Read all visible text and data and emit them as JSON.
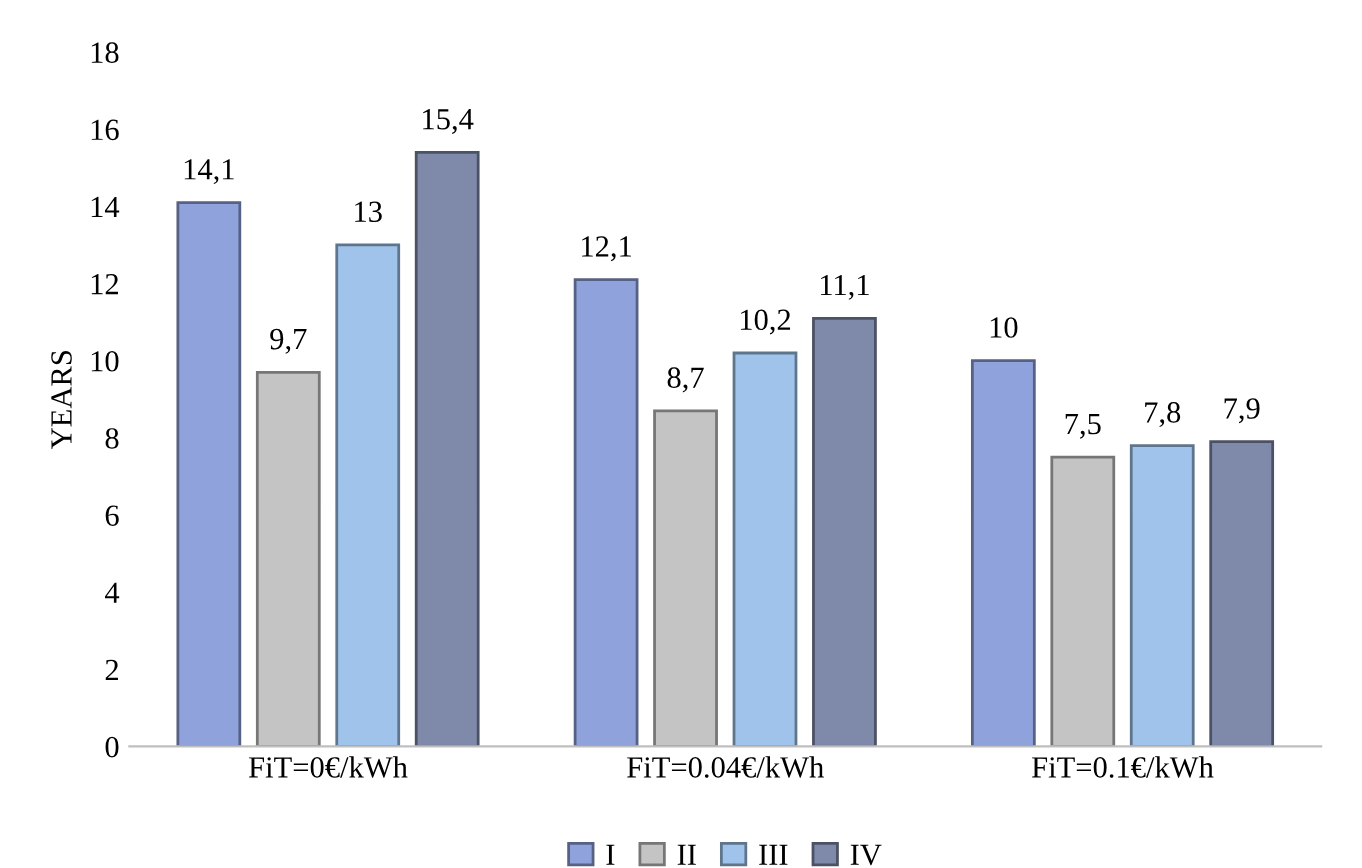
{
  "chart_data": {
    "type": "bar",
    "ylabel": "YEARS",
    "categories": [
      "FiT=0€/kWh",
      "FiT=0.04€/kWh",
      "FiT=0.1€/kWh"
    ],
    "series": [
      {
        "name": "I",
        "color": "#8fa2db",
        "values": [
          14.1,
          12.1,
          10
        ],
        "value_labels": [
          "14,1",
          "12,1",
          "10"
        ]
      },
      {
        "name": "II",
        "color": "#c4c4c4",
        "values": [
          9.7,
          8.7,
          7.5
        ],
        "value_labels": [
          "9,7",
          "8,7",
          "7,5"
        ]
      },
      {
        "name": "III",
        "color": "#9fc3ea",
        "values": [
          13,
          10.2,
          7.8
        ],
        "value_labels": [
          "13",
          "10,2",
          "7,8"
        ]
      },
      {
        "name": "IV",
        "color": "#7f89a9",
        "values": [
          15.4,
          11.1,
          7.9
        ],
        "value_labels": [
          "15,4",
          "11,1",
          "7,9"
        ]
      }
    ],
    "ylim": [
      0,
      18
    ],
    "yticks": [
      0,
      2,
      4,
      6,
      8,
      10,
      12,
      14,
      16,
      18
    ],
    "grid": false,
    "legend": "bottom"
  }
}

★ ★ ★ ★ ★

-- INSTRUCTION --
Copy all the data exactly as written, but skip any picture.

-- ANSWER TO THIS PROBLEM --
Read all visible text and data and emit them as JSON.
{
  "chart_data": {
    "type": "bar",
    "ylabel": "YEARS",
    "categories": [
      "FiT=0€/kWh",
      "FiT=0.04€/kWh",
      "FiT=0.1€/kWh"
    ],
    "series": [
      {
        "name": "I",
        "color": "#8fa2db",
        "values": [
          14.1,
          12.1,
          10
        ],
        "value_labels": [
          "14,1",
          "12,1",
          "10"
        ]
      },
      {
        "name": "II",
        "color": "#c4c4c4",
        "values": [
          9.7,
          8.7,
          7.5
        ],
        "value_labels": [
          "9,7",
          "8,7",
          "7,5"
        ]
      },
      {
        "name": "III",
        "color": "#9fc3ea",
        "values": [
          13,
          10.2,
          7.8
        ],
        "value_labels": [
          "13",
          "10,2",
          "7,8"
        ]
      },
      {
        "name": "IV",
        "color": "#7f89a9",
        "values": [
          15.4,
          11.1,
          7.9
        ],
        "value_labels": [
          "15,4",
          "11,1",
          "7,9"
        ]
      }
    ],
    "ylim": [
      0,
      18
    ],
    "yticks": [
      0,
      2,
      4,
      6,
      8,
      10,
      12,
      14,
      16,
      18
    ],
    "grid": false,
    "legend": "bottom"
  }
}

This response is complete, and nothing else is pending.